## DIRECTION
Retype every entry word for word.

## DATASET EXCERPTS
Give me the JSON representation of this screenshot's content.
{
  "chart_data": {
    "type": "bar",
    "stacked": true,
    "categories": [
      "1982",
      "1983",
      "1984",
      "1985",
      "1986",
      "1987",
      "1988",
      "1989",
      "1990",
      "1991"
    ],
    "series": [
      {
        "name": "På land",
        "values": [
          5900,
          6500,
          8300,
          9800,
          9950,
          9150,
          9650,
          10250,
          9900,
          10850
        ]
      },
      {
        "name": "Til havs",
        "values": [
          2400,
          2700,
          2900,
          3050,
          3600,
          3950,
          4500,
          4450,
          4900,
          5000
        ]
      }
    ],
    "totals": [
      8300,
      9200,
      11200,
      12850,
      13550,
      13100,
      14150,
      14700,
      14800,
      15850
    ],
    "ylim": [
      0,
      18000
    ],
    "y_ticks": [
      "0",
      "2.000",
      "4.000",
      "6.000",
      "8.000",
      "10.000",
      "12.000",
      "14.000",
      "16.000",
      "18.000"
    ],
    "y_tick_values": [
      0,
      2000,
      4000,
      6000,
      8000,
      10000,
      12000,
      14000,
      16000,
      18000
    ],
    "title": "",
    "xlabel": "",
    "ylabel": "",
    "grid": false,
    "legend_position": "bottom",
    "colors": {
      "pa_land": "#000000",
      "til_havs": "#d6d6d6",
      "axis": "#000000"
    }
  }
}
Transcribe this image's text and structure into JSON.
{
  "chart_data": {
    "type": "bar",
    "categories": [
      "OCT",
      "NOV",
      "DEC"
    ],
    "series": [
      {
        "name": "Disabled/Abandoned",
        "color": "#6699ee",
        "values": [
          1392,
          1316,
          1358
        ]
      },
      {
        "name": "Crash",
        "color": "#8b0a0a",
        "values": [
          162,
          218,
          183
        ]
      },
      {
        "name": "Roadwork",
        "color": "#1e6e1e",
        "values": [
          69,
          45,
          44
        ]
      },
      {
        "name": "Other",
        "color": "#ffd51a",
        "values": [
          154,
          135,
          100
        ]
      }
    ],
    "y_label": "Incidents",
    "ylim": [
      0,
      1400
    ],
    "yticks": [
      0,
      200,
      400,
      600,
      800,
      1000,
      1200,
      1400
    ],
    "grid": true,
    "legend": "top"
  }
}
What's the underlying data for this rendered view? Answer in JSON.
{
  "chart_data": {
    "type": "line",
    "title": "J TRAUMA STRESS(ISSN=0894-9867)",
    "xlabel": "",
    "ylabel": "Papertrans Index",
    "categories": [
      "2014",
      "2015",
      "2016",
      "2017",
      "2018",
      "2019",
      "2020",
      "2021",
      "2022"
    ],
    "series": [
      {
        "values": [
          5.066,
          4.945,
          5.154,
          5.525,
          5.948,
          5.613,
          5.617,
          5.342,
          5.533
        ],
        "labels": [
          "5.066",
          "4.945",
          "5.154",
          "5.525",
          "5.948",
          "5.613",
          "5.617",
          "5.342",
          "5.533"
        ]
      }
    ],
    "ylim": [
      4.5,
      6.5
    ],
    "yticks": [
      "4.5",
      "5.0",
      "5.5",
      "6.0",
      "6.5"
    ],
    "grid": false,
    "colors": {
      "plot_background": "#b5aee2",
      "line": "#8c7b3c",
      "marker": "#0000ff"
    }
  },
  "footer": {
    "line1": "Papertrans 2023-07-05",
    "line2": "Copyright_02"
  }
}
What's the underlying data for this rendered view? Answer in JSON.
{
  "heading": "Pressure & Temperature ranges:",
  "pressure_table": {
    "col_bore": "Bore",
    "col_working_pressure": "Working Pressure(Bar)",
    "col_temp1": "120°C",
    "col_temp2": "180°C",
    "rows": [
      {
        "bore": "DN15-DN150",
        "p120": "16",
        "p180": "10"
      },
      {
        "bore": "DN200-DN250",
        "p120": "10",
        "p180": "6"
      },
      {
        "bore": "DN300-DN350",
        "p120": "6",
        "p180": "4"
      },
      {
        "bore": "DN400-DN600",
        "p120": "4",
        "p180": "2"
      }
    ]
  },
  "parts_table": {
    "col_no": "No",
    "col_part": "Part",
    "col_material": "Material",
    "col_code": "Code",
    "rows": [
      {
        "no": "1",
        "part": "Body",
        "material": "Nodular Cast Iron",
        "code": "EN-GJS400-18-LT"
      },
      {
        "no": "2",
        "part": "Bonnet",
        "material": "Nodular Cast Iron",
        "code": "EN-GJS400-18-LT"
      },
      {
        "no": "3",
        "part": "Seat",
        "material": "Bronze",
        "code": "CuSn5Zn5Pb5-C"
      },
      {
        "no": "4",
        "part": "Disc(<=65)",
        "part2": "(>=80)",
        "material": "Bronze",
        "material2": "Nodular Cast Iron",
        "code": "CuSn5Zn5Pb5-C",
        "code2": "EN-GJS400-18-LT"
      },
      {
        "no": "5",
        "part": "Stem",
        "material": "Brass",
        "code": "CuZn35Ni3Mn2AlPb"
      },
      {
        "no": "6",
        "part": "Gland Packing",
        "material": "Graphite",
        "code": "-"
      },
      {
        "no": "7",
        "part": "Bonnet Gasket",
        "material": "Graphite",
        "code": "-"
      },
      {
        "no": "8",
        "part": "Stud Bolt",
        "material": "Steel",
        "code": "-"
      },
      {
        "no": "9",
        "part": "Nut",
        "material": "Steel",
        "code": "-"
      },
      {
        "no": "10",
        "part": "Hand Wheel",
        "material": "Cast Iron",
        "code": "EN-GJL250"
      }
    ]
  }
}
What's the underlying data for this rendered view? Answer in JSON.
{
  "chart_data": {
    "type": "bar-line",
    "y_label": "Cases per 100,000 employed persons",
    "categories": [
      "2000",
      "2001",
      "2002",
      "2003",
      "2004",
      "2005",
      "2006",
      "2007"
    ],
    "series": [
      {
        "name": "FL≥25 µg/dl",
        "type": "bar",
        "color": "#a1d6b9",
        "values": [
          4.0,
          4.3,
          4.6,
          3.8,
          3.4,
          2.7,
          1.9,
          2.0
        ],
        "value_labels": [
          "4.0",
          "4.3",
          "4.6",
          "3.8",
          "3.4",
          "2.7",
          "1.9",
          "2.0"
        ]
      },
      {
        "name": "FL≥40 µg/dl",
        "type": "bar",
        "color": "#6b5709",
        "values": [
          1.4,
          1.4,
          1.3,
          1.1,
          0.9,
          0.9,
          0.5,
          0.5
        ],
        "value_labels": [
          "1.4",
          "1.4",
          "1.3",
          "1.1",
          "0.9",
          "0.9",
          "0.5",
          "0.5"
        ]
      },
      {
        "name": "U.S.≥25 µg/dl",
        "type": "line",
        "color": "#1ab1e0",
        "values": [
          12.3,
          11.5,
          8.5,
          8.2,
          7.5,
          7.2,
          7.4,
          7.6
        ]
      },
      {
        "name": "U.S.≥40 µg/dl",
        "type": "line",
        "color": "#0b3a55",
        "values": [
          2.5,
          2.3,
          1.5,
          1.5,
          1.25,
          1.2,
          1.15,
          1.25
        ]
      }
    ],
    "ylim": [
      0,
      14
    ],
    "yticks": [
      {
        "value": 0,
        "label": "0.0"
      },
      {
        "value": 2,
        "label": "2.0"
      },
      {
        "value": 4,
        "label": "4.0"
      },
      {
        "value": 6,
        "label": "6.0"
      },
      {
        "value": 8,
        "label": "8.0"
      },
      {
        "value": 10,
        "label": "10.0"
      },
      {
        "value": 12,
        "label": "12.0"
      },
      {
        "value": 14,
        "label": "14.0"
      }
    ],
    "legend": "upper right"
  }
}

## SOLUTION FOR THIS EXERCISE
Give me the JSON representation of this screenshot's content.
{
  "chart_data": {
    "type": "bar",
    "stacked": true,
    "categories": [
      "1982",
      "1983",
      "1984",
      "1985",
      "1986",
      "1987",
      "1988",
      "1989",
      "1990",
      "1991"
    ],
    "series": [
      {
        "name": "På land",
        "values": [
          5900,
          6500,
          8300,
          9800,
          9950,
          9150,
          9650,
          10250,
          9900,
          10850
        ]
      },
      {
        "name": "Til havs",
        "values": [
          2400,
          2700,
          2900,
          3050,
          3600,
          3950,
          4500,
          4450,
          4900,
          5000
        ]
      }
    ],
    "totals": [
      8300,
      9200,
      11200,
      12850,
      13550,
      13100,
      14150,
      14700,
      14800,
      15850
    ],
    "ylim": [
      0,
      18000
    ],
    "y_ticks": [
      "0",
      "2.000",
      "4.000",
      "6.000",
      "8.000",
      "10.000",
      "12.000",
      "14.000",
      "16.000",
      "18.000"
    ],
    "y_tick_values": [
      0,
      2000,
      4000,
      6000,
      8000,
      10000,
      12000,
      14000,
      16000,
      18000
    ],
    "title": "",
    "xlabel": "",
    "ylabel": "",
    "grid": false,
    "legend_position": "bottom",
    "colors": {
      "pa_land": "#000000",
      "til_havs": "#d6d6d6",
      "axis": "#000000"
    }
  }
}
Transcribe this image's text and structure into JSON.
{
  "chart_data": {
    "type": "bar",
    "categories": [
      "OCT",
      "NOV",
      "DEC"
    ],
    "series": [
      {
        "name": "Disabled/Abandoned",
        "color": "#6699ee",
        "values": [
          1392,
          1316,
          1358
        ]
      },
      {
        "name": "Crash",
        "color": "#8b0a0a",
        "values": [
          162,
          218,
          183
        ]
      },
      {
        "name": "Roadwork",
        "color": "#1e6e1e",
        "values": [
          69,
          45,
          44
        ]
      },
      {
        "name": "Other",
        "color": "#ffd51a",
        "values": [
          154,
          135,
          100
        ]
      }
    ],
    "y_label": "Incidents",
    "ylim": [
      0,
      1400
    ],
    "yticks": [
      0,
      200,
      400,
      600,
      800,
      1000,
      1200,
      1400
    ],
    "grid": true,
    "legend": "top"
  }
}
What's the underlying data for this rendered view? Answer in JSON.
{
  "chart_data": {
    "type": "line",
    "title": "J TRAUMA STRESS(ISSN=0894-9867)",
    "xlabel": "",
    "ylabel": "Papertrans Index",
    "categories": [
      "2014",
      "2015",
      "2016",
      "2017",
      "2018",
      "2019",
      "2020",
      "2021",
      "2022"
    ],
    "series": [
      {
        "values": [
          5.066,
          4.945,
          5.154,
          5.525,
          5.948,
          5.613,
          5.617,
          5.342,
          5.533
        ],
        "labels": [
          "5.066",
          "4.945",
          "5.154",
          "5.525",
          "5.948",
          "5.613",
          "5.617",
          "5.342",
          "5.533"
        ]
      }
    ],
    "ylim": [
      4.5,
      6.5
    ],
    "yticks": [
      "4.5",
      "5.0",
      "5.5",
      "6.0",
      "6.5"
    ],
    "grid": false,
    "colors": {
      "plot_background": "#b5aee2",
      "line": "#8c7b3c",
      "marker": "#0000ff"
    }
  },
  "footer": {
    "line1": "Papertrans 2023-07-05",
    "line2": "Copyright_02"
  }
}
What's the underlying data for this rendered view? Answer in JSON.
{
  "heading": "Pressure & Temperature ranges:",
  "pressure_table": {
    "col_bore": "Bore",
    "col_working_pressure": "Working Pressure(Bar)",
    "col_temp1": "120°C",
    "col_temp2": "180°C",
    "rows": [
      {
        "bore": "DN15-DN150",
        "p120": "16",
        "p180": "10"
      },
      {
        "bore": "DN200-DN250",
        "p120": "10",
        "p180": "6"
      },
      {
        "bore": "DN300-DN350",
        "p120": "6",
        "p180": "4"
      },
      {
        "bore": "DN400-DN600",
        "p120": "4",
        "p180": "2"
      }
    ]
  },
  "parts_table": {
    "col_no": "No",
    "col_part": "Part",
    "col_material": "Material",
    "col_code": "Code",
    "rows": [
      {
        "no": "1",
        "part": "Body",
        "material": "Nodular Cast Iron",
        "code": "EN-GJS400-18-LT"
      },
      {
        "no": "2",
        "part": "Bonnet",
        "material": "Nodular Cast Iron",
        "code": "EN-GJS400-18-LT"
      },
      {
        "no": "3",
        "part": "Seat",
        "material": "Bronze",
        "code": "CuSn5Zn5Pb5-C"
      },
      {
        "no": "4",
        "part": "Disc(<=65)",
        "part2": "(>=80)",
        "material": "Bronze",
        "material2": "Nodular Cast Iron",
        "code": "CuSn5Zn5Pb5-C",
        "code2": "EN-GJS400-18-LT"
      },
      {
        "no": "5",
        "part": "Stem",
        "material": "Brass",
        "code": "CuZn35Ni3Mn2AlPb"
      },
      {
        "no": "6",
        "part": "Gland Packing",
        "material": "Graphite",
        "code": "-"
      },
      {
        "no": "7",
        "part": "Bonnet Gasket",
        "material": "Graphite",
        "code": "-"
      },
      {
        "no": "8",
        "part": "Stud Bolt",
        "material": "Steel",
        "code": "-"
      },
      {
        "no": "9",
        "part": "Nut",
        "material": "Steel",
        "code": "-"
      },
      {
        "no": "10",
        "part": "Hand Wheel",
        "material": "Cast Iron",
        "code": "EN-GJL250"
      }
    ]
  }
}
What's the underlying data for this rendered view? Answer in JSON.
{
  "chart_data": {
    "type": "bar-line",
    "y_label": "Cases per 100,000 employed persons",
    "categories": [
      "2000",
      "2001",
      "2002",
      "2003",
      "2004",
      "2005",
      "2006",
      "2007"
    ],
    "series": [
      {
        "name": "FL≥25 µg/dl",
        "type": "bar",
        "color": "#a1d6b9",
        "values": [
          4.0,
          4.3,
          4.6,
          3.8,
          3.4,
          2.7,
          1.9,
          2.0
        ],
        "value_labels": [
          "4.0",
          "4.3",
          "4.6",
          "3.8",
          "3.4",
          "2.7",
          "1.9",
          "2.0"
        ]
      },
      {
        "name": "FL≥40 µg/dl",
        "type": "bar",
        "color": "#6b5709",
        "values": [
          1.4,
          1.4,
          1.3,
          1.1,
          0.9,
          0.9,
          0.5,
          0.5
        ],
        "value_labels": [
          "1.4",
          "1.4",
          "1.3",
          "1.1",
          "0.9",
          "0.9",
          "0.5",
          "0.5"
        ]
      },
      {
        "name": "U.S.≥25 µg/dl",
        "type": "line",
        "color": "#1ab1e0",
        "values": [
          12.3,
          11.5,
          8.5,
          8.2,
          7.5,
          7.2,
          7.4,
          7.6
        ]
      },
      {
        "name": "U.S.≥40 µg/dl",
        "type": "line",
        "color": "#0b3a55",
        "values": [
          2.5,
          2.3,
          1.5,
          1.5,
          1.25,
          1.2,
          1.15,
          1.25
        ]
      }
    ],
    "ylim": [
      0,
      14
    ],
    "yticks": [
      {
        "value": 0,
        "label": "0.0"
      },
      {
        "value": 2,
        "label": "2.0"
      },
      {
        "value": 4,
        "label": "4.0"
      },
      {
        "value": 6,
        "label": "6.0"
      },
      {
        "value": 8,
        "label": "8.0"
      },
      {
        "value": 10,
        "label": "10.0"
      },
      {
        "value": 12,
        "label": "12.0"
      },
      {
        "value": 14,
        "label": "14.0"
      }
    ],
    "legend": "upper right"
  }
}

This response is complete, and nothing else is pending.